• **Work to be completed**
Transcribe the records below exactly, leaving out any pictures.

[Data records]

──────────

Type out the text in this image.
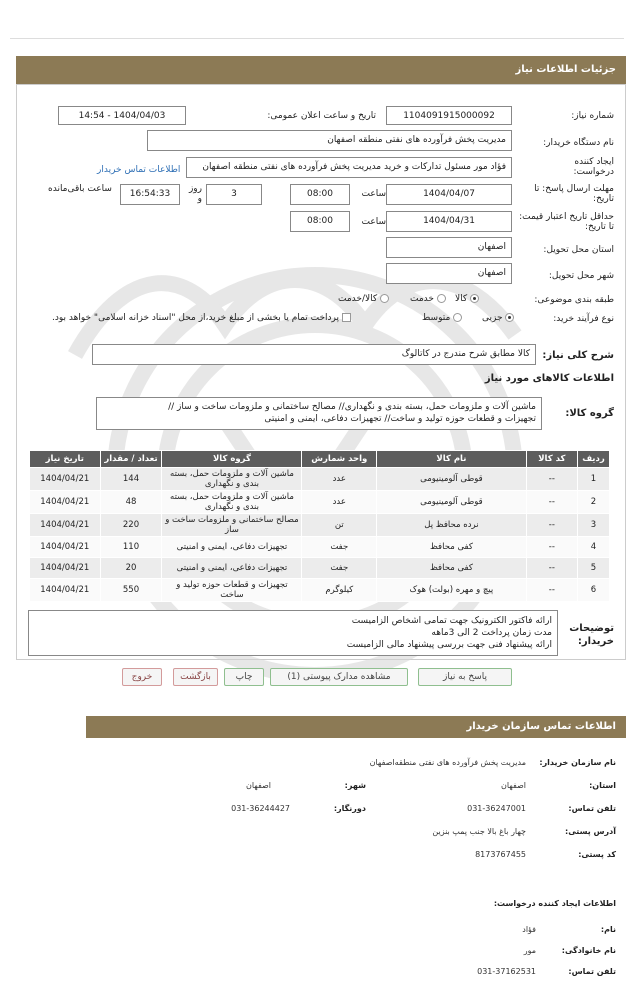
جزئیات اطلاعات نیاز
شماره نیاز:
1104091915000092
تاریخ و ساعت اعلان عمومی:
1404/04/03 - 14:54
نام دستگاه خریدار:
مدیریت پخش فرآورده های نفتی منطقه اصفهان
ایجاد کننده درخواست:
فؤاد مور مسئول تدارکات و خرید مدیریت پخش فرآورده های نفتی منطقه اصفهان
اطلاعات تماس خریدار
مهلت ارسال پاسخ: تا تاریخ:
1404/04/07
ساعت
08:00
3
روز و
16:54:33
ساعت باقی‌مانده
حداقل تاریخ اعتبار قیمت: تا تاریخ:
1404/04/31
ساعت
08:00
استان محل تحویل:
اصفهان
شهر محل تحویل:
اصفهان
طبقه بندی موضوعی:
کالا
خدمت
کالا/خدمت
نوع فرآیند خرید:
جزیی
متوسط
پرداخت تمام یا بخشی از مبلغ خرید،از محل "اسناد خزانه اسلامی" خواهد بود.
شرح کلی نیاز:
کالا مطابق شرح مندرج در کاتالوگ
اطلاعات کالاهای مورد نیاز
گروه کالا:
ماشین آلات و ملزومات حمل، بسته بندی و نگهداری// مصالح ساختمانی و ملزومات ساخت و ساز //
تجهیزات و قطعات حوزه تولید و ساخت// تجهیزات دفاعی، ایمنی و امنیتی
ردیف	کد کالا	نام کالا	واحد شمارش	گروه کالا	تعداد / مقدار	تاریخ نیاز
1	--	قوطی آلومینیومی	عدد	ماشین آلات و ملزومات حمل، بسته بندی و نگهداری	144	1404/04/21
2	--	قوطی آلومینیومی	عدد	ماشین آلات و ملزومات حمل، بسته بندی و نگهداری	48	1404/04/21
3	--	نرده محافظ پل	تن	مصالح ساختمانی و ملزومات ساخت و ساز	220	1404/04/21
4	--	کفی محافظ	جفت	تجهیزات دفاعی، ایمنی و امنیتی	110	1404/04/21
5	--	کفی محافظ	جفت	تجهیزات دفاعی، ایمنی و امنیتی	20	1404/04/21
6	--	پیچ و مهره (بولت) هوک	کیلوگرم	تجهیزات و قطعات حوزه تولید و ساخت	550	1404/04/21
توضیحات خریدار:
ارائه فاکتور الکترونیک جهت تمامی اشخاص الزامیست
مدت زمان پرداخت 2 الی 3ماهه
ارائه پیشنهاد فنی جهت بررسی پیشنهاد مالی الزامیست
پاسخ به نیاز
مشاهده مدارک پیوستی (1)
چاپ
بازگشت
خروج
اطلاعات تماس سازمان خریدار
نام سازمان خریدار:
مدیریت پخش فرآورده های نفتی منطقه‌اصفهان
استان:
اصفهان
شهر:
اصفهان
تلفن تماس:
031-36247001
دورنگار:
031-36244427
آدرس پستی:
چهار باغ بالا جنب پمپ بنزین
کد پستی:
8173767455
اطلاعات ایجاد کننده درخواست:
نام:
فؤاد
نام خانوادگی:
مور
تلفن تماس:
031-37162531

──────────

• **Task output**
Type out the text in this image.
جزئیات اطلاعات نیاز
شماره نیاز:
1104091915000092
تاریخ و ساعت اعلان عمومی:
1404/04/03 - 14:54
نام دستگاه خریدار:
مدیریت پخش فرآورده های نفتی منطقه اصفهان
ایجاد کننده درخواست:
فؤاد مور مسئول تدارکات و خرید مدیریت پخش فرآورده های نفتی منطقه اصفهان
اطلاعات تماس خریدار
مهلت ارسال پاسخ: تا تاریخ:
1404/04/07
ساعت
08:00
3
روز و
16:54:33
ساعت باقی‌مانده
حداقل تاریخ اعتبار قیمت: تا تاریخ:
1404/04/31
ساعت
08:00
استان محل تحویل:
اصفهان
شهر محل تحویل:
اصفهان
طبقه بندی موضوعی:
کالا
خدمت
کالا/خدمت
نوع فرآیند خرید:
جزیی
متوسط
پرداخت تمام یا بخشی از مبلغ خرید،از محل "اسناد خزانه اسلامی" خواهد بود.
شرح کلی نیاز:
کالا مطابق شرح مندرج در کاتالوگ
اطلاعات کالاهای مورد نیاز
گروه کالا:
ماشین آلات و ملزومات حمل، بسته بندی و نگهداری// مصالح ساختمانی و ملزومات ساخت و ساز //
تجهیزات و قطعات حوزه تولید و ساخت// تجهیزات دفاعی، ایمنی و امنیتی
ردیف	کد کالا	نام کالا	واحد شمارش	گروه کالا	تعداد / مقدار	تاریخ نیاز
1	--	قوطی آلومینیومی	عدد	ماشین آلات و ملزومات حمل، بسته بندی و نگهداری	144	1404/04/21
2	--	قوطی آلومینیومی	عدد	ماشین آلات و ملزومات حمل، بسته بندی و نگهداری	48	1404/04/21
3	--	نرده محافظ پل	تن	مصالح ساختمانی و ملزومات ساخت و ساز	220	1404/04/21
4	--	کفی محافظ	جفت	تجهیزات دفاعی، ایمنی و امنیتی	110	1404/04/21
5	--	کفی محافظ	جفت	تجهیزات دفاعی، ایمنی و امنیتی	20	1404/04/21
6	--	پیچ و مهره (بولت) هوک	کیلوگرم	تجهیزات و قطعات حوزه تولید و ساخت	550	1404/04/21
توضیحات خریدار:
ارائه فاکتور الکترونیک جهت تمامی اشخاص الزامیست
مدت زمان پرداخت 2 الی 3ماهه
ارائه پیشنهاد فنی جهت بررسی پیشنهاد مالی الزامیست
پاسخ به نیاز
مشاهده مدارک پیوستی (1)
چاپ
بازگشت
خروج
اطلاعات تماس سازمان خریدار
نام سازمان خریدار:
مدیریت پخش فرآورده های نفتی منطقه‌اصفهان
استان:
اصفهان
شهر:
اصفهان
تلفن تماس:
031-36247001
دورنگار:
031-36244427
آدرس پستی:
چهار باغ بالا جنب پمپ بنزین
کد پستی:
8173767455
اطلاعات ایجاد کننده درخواست:
نام:
فؤاد
نام خانوادگی:
مور
تلفن تماس:
031-37162531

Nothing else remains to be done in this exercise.